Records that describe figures
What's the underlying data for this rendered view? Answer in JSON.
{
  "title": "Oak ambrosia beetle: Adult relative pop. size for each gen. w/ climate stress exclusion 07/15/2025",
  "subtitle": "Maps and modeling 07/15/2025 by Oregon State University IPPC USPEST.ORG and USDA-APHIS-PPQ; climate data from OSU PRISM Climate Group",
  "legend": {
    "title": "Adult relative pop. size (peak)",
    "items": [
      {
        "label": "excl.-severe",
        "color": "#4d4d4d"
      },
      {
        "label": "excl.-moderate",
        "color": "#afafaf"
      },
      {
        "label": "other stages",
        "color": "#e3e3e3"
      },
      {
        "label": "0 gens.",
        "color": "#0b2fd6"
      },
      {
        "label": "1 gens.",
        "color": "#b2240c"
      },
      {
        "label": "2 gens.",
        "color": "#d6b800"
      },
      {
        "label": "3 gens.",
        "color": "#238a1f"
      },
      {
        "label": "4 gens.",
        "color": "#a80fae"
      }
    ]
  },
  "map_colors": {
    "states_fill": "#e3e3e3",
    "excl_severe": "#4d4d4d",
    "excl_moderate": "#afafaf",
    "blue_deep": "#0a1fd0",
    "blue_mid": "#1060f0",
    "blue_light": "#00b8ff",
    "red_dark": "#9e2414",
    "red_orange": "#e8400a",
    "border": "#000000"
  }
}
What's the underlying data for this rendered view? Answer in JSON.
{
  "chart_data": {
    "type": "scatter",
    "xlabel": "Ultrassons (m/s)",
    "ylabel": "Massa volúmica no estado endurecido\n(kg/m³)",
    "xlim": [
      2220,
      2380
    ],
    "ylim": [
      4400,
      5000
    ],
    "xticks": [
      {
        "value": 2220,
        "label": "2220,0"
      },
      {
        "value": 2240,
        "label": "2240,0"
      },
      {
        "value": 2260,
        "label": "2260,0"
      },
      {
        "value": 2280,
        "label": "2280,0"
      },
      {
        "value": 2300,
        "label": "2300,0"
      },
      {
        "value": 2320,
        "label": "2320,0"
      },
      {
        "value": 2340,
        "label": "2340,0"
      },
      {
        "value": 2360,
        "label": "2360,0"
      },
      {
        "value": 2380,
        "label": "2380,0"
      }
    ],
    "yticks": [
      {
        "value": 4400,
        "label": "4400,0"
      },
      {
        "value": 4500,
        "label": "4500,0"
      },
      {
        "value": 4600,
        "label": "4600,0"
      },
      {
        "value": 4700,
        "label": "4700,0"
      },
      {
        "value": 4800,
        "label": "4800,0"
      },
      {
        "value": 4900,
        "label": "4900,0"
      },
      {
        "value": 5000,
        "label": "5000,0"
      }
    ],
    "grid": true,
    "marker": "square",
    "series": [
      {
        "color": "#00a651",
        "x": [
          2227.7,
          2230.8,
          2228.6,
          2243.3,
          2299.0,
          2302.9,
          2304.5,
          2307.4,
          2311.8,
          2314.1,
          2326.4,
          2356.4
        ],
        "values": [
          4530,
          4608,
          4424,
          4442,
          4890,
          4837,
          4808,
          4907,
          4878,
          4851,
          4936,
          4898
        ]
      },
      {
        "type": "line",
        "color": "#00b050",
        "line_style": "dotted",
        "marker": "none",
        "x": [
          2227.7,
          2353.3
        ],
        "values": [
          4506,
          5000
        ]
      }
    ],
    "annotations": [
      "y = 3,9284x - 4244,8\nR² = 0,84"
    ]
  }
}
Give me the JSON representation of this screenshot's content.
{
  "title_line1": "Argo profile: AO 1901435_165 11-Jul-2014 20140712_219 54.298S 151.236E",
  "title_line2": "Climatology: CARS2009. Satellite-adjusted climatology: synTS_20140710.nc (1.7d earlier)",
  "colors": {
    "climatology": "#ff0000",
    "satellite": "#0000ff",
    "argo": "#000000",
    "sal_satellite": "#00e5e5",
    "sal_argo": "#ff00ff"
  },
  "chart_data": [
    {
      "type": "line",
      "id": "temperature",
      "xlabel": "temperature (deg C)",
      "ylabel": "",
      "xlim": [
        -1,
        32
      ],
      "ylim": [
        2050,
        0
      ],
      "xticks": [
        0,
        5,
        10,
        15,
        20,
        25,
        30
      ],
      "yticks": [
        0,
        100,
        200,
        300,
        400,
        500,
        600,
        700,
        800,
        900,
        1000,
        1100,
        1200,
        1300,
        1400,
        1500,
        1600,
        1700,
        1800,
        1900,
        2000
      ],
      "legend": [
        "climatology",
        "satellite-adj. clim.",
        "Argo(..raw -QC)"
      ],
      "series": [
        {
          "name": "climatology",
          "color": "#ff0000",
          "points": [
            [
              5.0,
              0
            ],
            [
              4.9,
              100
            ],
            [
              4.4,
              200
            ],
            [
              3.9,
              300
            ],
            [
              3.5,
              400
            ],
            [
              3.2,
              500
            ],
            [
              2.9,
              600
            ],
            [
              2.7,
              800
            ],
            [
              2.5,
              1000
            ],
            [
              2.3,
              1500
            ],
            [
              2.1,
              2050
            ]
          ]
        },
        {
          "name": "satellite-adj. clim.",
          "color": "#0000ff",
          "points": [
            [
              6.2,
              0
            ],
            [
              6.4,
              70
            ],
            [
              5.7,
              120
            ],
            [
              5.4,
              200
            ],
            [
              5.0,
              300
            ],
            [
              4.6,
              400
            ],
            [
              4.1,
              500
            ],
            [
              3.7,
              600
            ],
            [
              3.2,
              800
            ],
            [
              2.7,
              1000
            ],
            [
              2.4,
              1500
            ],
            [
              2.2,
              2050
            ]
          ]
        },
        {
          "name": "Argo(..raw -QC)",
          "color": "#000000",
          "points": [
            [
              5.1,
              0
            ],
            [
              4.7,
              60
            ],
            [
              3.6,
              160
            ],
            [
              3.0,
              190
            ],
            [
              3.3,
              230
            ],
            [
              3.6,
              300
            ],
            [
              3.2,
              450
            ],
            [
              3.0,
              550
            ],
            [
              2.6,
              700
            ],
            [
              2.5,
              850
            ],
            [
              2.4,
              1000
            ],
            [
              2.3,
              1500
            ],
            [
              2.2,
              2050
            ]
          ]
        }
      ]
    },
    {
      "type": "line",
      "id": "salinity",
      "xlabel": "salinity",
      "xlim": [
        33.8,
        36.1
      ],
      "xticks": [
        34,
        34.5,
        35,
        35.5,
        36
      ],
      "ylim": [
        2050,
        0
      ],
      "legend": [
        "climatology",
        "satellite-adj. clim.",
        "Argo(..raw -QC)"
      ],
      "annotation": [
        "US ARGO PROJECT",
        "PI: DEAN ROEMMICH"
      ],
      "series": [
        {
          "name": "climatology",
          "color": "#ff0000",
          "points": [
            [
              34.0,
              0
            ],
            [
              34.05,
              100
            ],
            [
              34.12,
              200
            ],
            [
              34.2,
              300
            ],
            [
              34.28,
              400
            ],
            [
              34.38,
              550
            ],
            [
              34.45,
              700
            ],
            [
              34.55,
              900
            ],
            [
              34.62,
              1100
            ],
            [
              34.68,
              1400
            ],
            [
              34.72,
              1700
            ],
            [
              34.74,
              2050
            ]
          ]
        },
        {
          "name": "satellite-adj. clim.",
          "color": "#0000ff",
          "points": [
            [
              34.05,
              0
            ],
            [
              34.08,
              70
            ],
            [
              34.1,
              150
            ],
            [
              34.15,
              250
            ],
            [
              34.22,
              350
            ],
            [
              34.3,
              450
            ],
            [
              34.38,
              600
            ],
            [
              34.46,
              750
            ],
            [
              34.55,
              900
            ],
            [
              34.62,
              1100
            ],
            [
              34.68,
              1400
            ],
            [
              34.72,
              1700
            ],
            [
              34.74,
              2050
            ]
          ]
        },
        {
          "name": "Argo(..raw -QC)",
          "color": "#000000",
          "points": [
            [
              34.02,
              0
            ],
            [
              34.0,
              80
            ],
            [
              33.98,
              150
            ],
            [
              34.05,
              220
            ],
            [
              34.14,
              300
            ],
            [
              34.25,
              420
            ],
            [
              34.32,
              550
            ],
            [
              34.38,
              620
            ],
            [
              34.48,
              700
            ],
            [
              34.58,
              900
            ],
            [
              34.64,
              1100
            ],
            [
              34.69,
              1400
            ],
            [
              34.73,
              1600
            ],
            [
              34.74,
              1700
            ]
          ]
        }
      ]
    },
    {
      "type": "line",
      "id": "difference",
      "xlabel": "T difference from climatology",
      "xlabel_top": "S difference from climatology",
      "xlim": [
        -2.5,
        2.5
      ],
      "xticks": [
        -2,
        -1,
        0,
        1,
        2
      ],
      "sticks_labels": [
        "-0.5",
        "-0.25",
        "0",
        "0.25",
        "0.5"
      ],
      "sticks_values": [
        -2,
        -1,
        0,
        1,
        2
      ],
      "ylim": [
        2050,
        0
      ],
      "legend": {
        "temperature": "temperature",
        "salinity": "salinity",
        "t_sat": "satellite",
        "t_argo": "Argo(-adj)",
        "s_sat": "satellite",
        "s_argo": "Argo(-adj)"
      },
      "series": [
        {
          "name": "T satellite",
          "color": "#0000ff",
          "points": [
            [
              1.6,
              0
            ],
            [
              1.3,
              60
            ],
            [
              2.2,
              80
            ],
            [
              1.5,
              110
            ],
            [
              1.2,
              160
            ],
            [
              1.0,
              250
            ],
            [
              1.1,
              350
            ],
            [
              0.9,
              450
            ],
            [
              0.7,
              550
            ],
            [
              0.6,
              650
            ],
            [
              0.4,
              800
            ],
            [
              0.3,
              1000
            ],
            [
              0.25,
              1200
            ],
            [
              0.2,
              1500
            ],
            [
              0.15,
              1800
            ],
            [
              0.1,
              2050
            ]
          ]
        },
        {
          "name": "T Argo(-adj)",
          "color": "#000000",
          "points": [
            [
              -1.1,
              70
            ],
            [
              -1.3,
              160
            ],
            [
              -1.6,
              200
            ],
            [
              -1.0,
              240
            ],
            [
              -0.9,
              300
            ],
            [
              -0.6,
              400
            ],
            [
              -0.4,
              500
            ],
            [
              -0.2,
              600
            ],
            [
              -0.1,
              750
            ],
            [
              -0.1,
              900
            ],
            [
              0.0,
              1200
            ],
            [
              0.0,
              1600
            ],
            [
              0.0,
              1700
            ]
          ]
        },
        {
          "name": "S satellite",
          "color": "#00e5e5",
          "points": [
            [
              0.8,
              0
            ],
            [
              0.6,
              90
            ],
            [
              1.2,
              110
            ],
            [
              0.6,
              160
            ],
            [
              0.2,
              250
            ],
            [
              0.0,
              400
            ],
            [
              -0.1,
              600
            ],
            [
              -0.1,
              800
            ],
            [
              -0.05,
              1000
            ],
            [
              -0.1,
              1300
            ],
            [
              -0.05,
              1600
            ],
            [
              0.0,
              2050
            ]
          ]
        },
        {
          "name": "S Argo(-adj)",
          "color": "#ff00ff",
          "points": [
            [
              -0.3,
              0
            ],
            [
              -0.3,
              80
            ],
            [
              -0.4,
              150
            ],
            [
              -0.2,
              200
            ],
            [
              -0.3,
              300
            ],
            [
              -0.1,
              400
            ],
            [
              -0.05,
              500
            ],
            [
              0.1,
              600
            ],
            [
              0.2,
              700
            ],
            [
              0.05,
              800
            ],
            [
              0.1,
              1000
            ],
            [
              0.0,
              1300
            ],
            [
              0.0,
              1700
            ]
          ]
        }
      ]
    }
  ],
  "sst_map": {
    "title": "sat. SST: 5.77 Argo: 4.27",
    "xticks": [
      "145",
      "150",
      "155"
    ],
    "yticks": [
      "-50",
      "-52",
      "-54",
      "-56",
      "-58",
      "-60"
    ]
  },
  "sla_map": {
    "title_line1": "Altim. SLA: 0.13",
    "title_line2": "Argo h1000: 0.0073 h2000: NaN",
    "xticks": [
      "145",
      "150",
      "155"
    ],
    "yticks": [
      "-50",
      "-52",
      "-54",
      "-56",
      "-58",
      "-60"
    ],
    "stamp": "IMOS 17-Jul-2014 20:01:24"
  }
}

→ Exercise:
Of the lines in the material, how many contain the word "relative"? Reply with the number and nothing else.

→ Task result:
2